In the listing below, locate the lines that hold "background" and copy them.
• • • • •
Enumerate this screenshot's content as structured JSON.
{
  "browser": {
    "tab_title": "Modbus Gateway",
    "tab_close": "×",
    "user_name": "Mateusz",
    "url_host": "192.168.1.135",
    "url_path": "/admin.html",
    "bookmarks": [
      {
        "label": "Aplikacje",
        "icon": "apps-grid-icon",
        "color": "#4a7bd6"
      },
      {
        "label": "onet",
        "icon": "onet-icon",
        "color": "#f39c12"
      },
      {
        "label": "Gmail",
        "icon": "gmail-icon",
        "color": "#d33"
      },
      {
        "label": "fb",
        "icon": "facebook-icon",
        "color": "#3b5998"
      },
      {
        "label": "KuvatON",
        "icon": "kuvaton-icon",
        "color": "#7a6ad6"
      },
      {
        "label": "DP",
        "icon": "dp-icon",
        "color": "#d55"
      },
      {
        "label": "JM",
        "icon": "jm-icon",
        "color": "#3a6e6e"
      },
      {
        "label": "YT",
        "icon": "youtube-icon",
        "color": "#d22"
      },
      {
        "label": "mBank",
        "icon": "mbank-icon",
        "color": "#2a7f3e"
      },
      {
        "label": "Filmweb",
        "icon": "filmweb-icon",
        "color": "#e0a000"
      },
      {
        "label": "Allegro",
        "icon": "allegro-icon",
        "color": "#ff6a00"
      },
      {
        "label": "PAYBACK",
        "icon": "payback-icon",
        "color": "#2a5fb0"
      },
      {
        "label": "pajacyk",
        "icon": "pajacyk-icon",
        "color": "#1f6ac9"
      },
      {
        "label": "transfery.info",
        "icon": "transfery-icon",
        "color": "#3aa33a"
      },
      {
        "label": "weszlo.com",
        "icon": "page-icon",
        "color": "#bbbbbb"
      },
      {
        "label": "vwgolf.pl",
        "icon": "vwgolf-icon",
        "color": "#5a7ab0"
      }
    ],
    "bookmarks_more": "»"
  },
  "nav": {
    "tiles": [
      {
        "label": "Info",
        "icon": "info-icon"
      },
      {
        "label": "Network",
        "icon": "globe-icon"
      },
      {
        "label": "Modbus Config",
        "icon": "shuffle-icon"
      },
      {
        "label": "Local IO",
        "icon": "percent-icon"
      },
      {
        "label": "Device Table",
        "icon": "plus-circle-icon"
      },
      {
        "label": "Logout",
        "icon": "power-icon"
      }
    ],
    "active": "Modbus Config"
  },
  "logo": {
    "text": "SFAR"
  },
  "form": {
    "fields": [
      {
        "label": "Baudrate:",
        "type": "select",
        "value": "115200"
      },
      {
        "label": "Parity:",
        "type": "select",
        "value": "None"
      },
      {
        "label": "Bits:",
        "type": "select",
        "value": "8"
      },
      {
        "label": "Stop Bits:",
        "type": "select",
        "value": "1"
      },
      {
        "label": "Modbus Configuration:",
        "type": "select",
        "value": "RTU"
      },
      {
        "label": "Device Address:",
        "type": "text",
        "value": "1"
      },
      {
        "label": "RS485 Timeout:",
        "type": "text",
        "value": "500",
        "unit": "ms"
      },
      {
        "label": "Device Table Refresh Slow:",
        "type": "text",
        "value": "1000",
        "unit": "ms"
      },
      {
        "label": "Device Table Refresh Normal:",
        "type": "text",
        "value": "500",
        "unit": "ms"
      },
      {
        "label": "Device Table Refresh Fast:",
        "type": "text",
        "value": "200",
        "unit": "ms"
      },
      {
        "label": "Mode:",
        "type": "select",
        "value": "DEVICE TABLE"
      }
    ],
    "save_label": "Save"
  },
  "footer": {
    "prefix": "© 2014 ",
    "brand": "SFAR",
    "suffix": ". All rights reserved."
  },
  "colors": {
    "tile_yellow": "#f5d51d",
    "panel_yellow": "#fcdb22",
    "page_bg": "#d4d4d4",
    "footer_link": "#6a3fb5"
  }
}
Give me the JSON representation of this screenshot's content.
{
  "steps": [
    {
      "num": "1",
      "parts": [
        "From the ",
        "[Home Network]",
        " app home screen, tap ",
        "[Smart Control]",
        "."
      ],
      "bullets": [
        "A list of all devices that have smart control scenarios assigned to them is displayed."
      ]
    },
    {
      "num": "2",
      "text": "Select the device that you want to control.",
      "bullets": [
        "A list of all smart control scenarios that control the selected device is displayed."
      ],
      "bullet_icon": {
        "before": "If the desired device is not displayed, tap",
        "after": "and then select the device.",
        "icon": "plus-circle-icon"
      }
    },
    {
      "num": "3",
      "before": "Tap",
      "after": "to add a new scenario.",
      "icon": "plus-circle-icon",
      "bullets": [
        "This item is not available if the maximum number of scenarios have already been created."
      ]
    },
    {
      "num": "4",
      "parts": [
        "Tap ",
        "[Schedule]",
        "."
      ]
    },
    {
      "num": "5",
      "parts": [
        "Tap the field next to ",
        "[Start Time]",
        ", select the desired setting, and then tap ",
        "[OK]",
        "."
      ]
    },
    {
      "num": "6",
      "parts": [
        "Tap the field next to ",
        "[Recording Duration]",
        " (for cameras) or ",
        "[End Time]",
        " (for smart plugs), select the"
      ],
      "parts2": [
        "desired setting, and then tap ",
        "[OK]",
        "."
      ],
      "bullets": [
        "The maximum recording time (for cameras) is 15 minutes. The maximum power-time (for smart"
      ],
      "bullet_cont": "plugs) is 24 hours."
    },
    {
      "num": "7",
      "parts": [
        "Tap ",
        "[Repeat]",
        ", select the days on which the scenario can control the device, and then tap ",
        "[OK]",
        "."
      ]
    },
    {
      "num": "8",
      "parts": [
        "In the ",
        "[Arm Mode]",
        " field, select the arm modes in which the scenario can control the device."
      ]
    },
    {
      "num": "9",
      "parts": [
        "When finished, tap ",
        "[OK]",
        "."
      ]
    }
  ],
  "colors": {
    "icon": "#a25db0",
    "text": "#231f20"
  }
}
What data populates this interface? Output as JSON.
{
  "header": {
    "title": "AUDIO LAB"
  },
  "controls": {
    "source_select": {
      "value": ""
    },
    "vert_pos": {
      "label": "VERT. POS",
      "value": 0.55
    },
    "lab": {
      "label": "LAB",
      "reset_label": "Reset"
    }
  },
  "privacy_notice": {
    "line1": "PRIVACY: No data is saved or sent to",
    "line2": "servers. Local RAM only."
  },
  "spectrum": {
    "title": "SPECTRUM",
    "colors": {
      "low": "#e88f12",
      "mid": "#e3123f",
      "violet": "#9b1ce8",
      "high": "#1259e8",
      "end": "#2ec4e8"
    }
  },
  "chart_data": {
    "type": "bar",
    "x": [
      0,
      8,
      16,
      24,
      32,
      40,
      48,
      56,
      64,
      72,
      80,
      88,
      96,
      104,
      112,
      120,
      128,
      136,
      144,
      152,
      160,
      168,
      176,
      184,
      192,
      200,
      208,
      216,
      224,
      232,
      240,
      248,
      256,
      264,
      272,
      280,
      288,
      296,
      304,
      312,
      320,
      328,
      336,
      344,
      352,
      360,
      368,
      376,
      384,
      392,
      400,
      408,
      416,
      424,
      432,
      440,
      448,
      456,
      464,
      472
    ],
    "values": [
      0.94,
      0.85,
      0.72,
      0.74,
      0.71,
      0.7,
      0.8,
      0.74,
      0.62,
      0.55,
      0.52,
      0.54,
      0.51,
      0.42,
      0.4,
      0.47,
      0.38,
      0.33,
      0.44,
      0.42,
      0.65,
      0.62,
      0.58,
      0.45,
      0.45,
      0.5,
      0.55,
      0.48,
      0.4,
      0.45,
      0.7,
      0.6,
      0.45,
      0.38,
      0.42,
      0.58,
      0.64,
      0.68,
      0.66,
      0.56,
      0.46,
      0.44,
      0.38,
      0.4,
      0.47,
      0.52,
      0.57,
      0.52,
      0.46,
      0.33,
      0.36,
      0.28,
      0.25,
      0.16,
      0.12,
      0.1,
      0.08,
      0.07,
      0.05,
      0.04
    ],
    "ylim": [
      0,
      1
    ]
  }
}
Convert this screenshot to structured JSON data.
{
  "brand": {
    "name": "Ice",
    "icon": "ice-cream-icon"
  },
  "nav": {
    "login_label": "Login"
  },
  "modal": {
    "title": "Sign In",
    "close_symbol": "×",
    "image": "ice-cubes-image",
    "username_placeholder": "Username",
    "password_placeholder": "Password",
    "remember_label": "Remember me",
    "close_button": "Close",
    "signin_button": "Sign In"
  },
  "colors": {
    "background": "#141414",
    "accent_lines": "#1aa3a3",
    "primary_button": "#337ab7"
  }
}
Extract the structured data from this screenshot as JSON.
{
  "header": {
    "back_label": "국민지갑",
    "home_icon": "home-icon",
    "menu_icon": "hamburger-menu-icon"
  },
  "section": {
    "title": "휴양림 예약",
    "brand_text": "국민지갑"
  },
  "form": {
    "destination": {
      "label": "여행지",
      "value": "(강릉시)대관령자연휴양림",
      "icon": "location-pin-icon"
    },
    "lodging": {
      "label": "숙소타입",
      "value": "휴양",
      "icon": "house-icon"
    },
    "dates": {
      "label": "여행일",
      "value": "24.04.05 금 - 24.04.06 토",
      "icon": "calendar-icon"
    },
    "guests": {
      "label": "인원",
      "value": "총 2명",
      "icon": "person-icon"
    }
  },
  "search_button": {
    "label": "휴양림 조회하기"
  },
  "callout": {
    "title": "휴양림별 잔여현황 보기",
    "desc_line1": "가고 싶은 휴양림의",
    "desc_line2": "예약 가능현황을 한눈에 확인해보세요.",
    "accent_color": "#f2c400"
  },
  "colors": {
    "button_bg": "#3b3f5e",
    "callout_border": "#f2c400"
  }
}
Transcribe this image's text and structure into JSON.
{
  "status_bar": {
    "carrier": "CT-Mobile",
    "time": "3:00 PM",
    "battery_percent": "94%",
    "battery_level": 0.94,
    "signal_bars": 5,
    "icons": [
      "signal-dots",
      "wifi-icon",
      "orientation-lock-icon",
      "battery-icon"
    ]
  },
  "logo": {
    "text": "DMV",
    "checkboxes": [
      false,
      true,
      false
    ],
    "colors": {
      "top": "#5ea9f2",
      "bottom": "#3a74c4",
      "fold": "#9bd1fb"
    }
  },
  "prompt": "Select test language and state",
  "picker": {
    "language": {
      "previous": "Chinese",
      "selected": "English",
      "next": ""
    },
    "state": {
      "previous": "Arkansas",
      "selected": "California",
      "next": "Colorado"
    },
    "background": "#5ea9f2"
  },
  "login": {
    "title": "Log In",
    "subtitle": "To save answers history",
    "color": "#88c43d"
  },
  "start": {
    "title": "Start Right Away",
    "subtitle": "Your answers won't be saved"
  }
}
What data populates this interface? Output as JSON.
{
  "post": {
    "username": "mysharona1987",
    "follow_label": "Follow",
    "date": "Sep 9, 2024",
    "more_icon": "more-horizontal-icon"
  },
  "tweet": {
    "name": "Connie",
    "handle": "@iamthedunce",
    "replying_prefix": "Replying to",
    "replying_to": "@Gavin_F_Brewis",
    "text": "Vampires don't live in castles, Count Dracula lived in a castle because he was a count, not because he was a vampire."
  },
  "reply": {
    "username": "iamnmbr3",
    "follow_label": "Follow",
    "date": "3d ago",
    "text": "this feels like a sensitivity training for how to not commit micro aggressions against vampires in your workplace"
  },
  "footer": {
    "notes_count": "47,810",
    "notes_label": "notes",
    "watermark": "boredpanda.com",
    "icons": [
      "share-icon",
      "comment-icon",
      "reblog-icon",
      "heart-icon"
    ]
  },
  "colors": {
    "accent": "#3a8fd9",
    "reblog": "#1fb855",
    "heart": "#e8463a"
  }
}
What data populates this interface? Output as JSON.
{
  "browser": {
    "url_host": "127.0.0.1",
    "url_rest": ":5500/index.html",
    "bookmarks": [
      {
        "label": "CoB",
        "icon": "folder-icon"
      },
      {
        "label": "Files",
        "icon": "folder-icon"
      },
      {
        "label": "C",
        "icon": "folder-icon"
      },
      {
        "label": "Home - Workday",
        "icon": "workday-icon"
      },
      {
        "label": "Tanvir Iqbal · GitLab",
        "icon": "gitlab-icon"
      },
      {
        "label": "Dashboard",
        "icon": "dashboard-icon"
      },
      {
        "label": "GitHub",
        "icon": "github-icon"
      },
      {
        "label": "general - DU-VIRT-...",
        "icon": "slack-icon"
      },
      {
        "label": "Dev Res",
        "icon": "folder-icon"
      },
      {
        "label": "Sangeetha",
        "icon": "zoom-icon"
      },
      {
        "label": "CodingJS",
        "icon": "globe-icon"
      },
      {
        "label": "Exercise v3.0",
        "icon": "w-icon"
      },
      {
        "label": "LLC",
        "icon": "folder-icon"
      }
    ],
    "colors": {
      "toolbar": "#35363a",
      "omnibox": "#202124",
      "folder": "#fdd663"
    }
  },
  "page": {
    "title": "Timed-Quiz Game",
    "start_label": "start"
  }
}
• • • • •
__TASK OUTPUT__:
    "background": "#141414",
    "background": "#5ea9f2"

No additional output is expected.